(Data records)

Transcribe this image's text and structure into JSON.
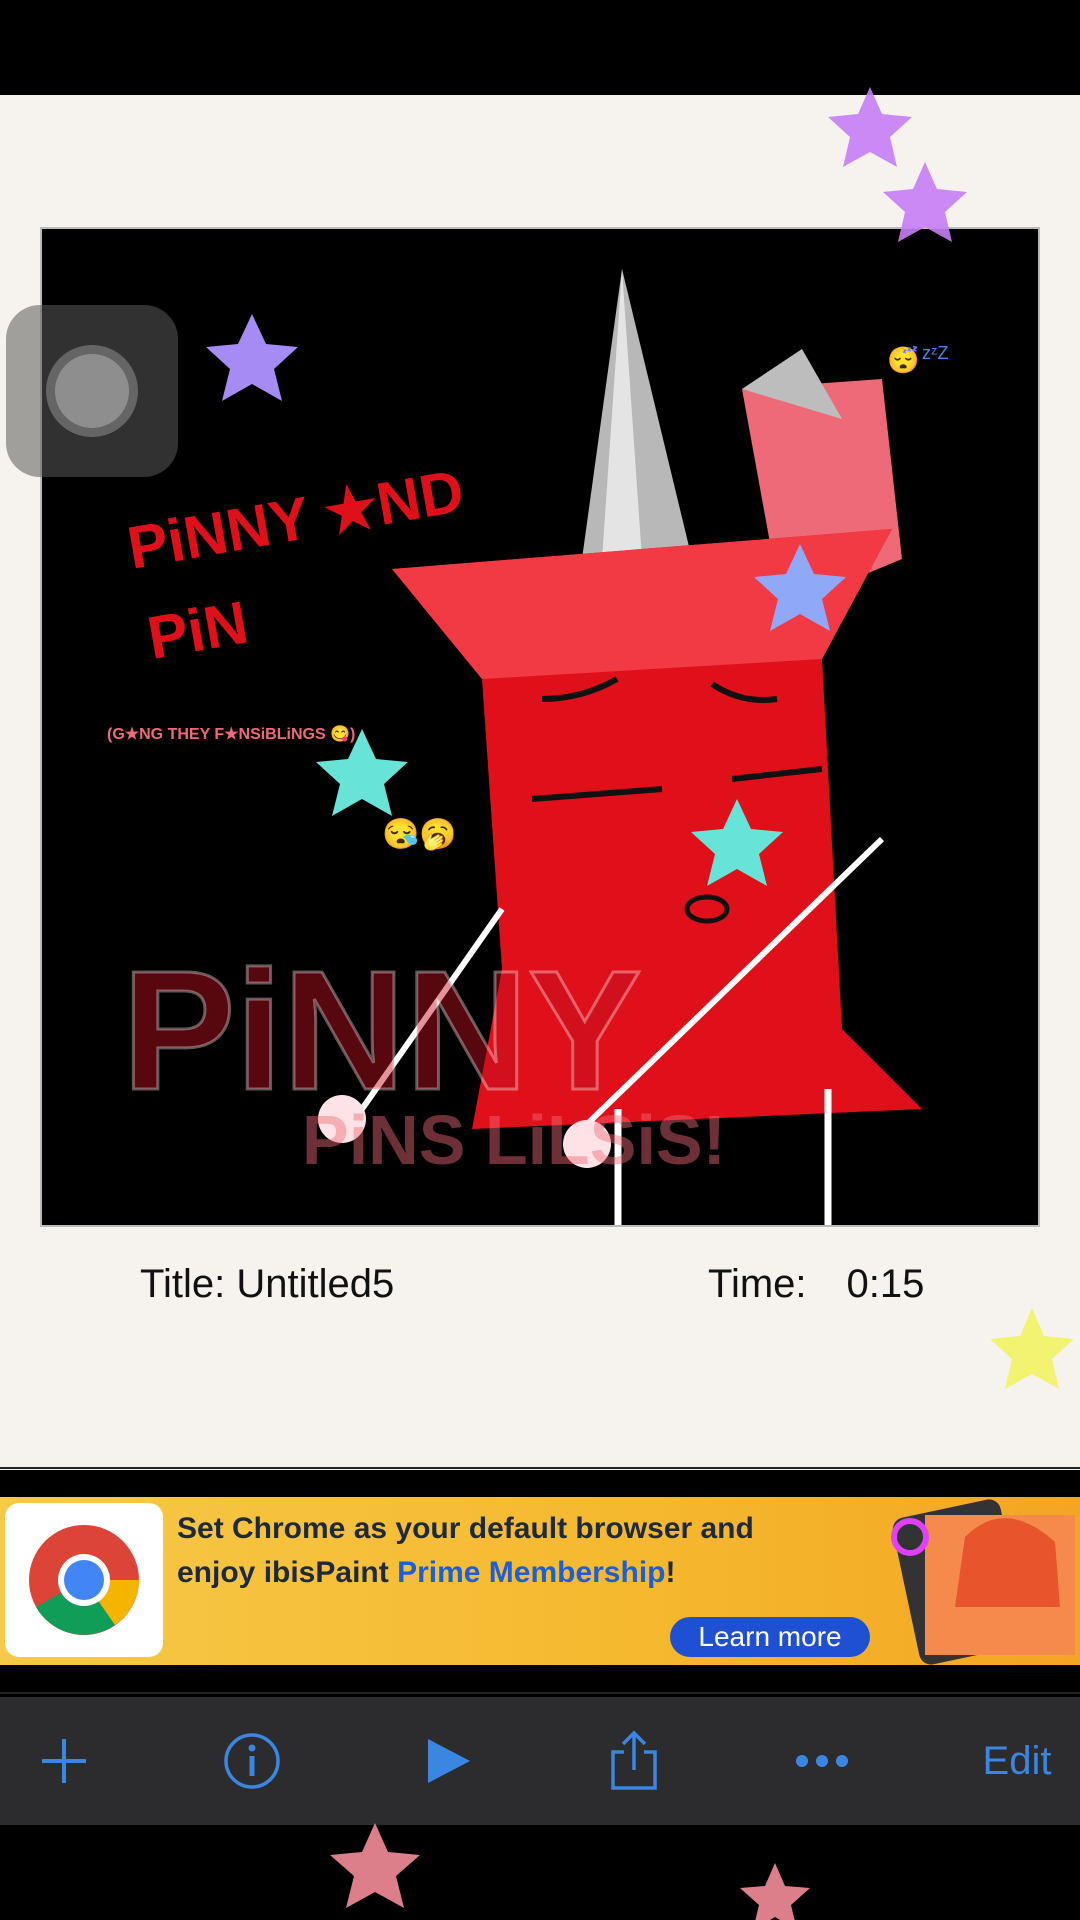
{
  "artwork": {
    "heading_line1": "PiNNY ★ND",
    "heading_line2": "PiN",
    "caption": "(G★NG THEY F★NSiBLiNGS 😋)",
    "emoji_sleep": "😴",
    "emoji_zzz": "zᶻZ",
    "emoji_faces": "😪🥱",
    "watermark_line1": "PiNNY",
    "watermark_line2": "PiNS LiLSiS!"
  },
  "info": {
    "title_label": "Title:",
    "title_value": "Untitled5",
    "time_label": "Time:",
    "time_value": "0:15"
  },
  "ad": {
    "line1": "Set Chrome as your default browser and",
    "line2_prefix": "enjoy ibisPaint ",
    "line2_highlight": "Prime Membership",
    "line2_suffix": "!",
    "cta": "Learn more"
  },
  "toolbar": {
    "add_icon": "plus-icon",
    "info_icon": "info-icon",
    "play_icon": "play-icon",
    "share_icon": "share-icon",
    "more_icon": "more-icon",
    "edit_label": "Edit"
  },
  "colors": {
    "accent": "#3a86e0",
    "pin_red": "#e0101a",
    "background": "#f6f3ee"
  }
}
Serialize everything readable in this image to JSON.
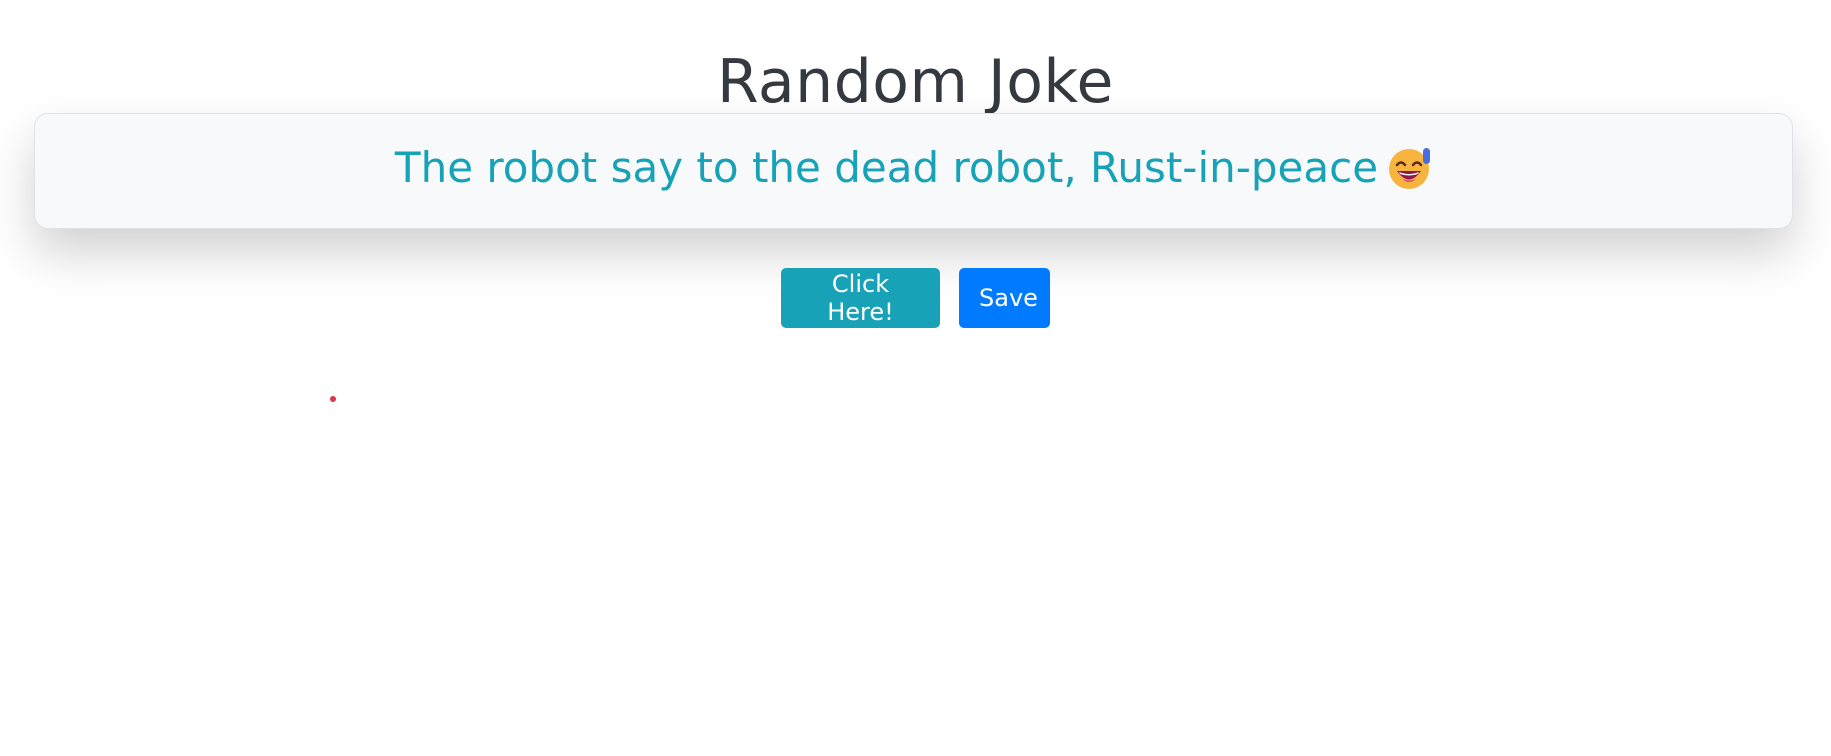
{
  "page": {
    "title": "Random Joke"
  },
  "joke": {
    "text": "The robot say to the dead robot, Rust-in-peace",
    "emoji_icon": "grinning-sweat-emoji-icon"
  },
  "actions": {
    "click_label": "Click Here!",
    "save_label": "Save"
  },
  "colors": {
    "title": "#343a40",
    "joke_text": "#17a2b8",
    "card_bg": "#f8f9fa",
    "info_button": "#17a2b8",
    "primary_button": "#007bff",
    "marker_dot": "#dc3545"
  }
}
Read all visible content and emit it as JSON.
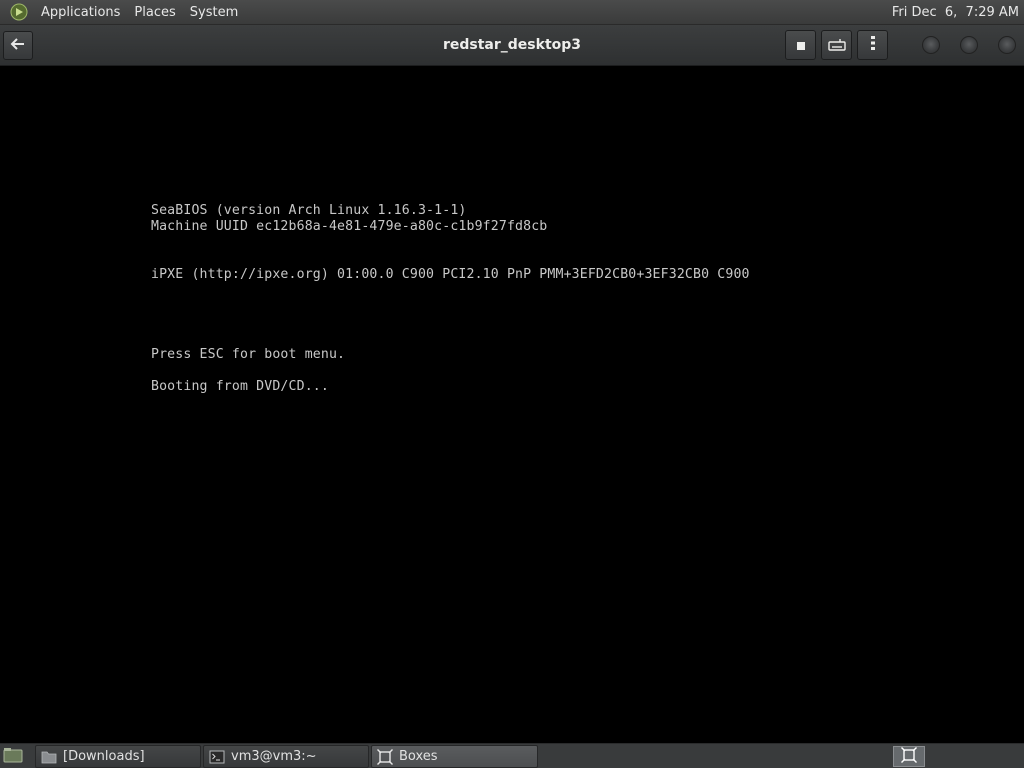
{
  "top_panel": {
    "menus": [
      "Applications",
      "Places",
      "System"
    ],
    "clock": "Fri Dec  6,  7:29 AM"
  },
  "header": {
    "title": "redstar_desktop3",
    "icons": {
      "back": "back-arrow-icon",
      "stop": "stop-icon",
      "keyboard": "keyboard-icon",
      "menu": "vertical-ellipsis-icon"
    }
  },
  "console": {
    "lines": [
      "SeaBIOS (version Arch Linux 1.16.3-1-1)",
      "Machine UUID ec12b68a-4e81-479e-a80c-c1b9f27fd8cb",
      "iPXE (http://ipxe.org) 01:00.0 C900 PCI2.10 PnP PMM+3EFD2CB0+3EF32CB0 C900",
      "Press ESC for boot menu.",
      "Booting from DVD/CD..."
    ]
  },
  "taskbar": {
    "tasks": [
      {
        "label": "[Downloads]",
        "icon": "folder-icon",
        "active": false
      },
      {
        "label": "vm3@vm3:~",
        "icon": "terminal-icon",
        "active": false
      },
      {
        "label": "Boxes",
        "icon": "boxes-icon",
        "active": true
      }
    ]
  },
  "colors": {
    "panel_bg": "#3a3b3b",
    "console_bg": "#000000",
    "console_text": "#c8c8c8",
    "header_bg": "#2e3031"
  }
}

* Set task: Read the lines above. Gather those in which the string "PiNNY" is found.

* Output below:
    "heading_line1": "PiNNY ★ND",
    "watermark_line1": "PiNNY",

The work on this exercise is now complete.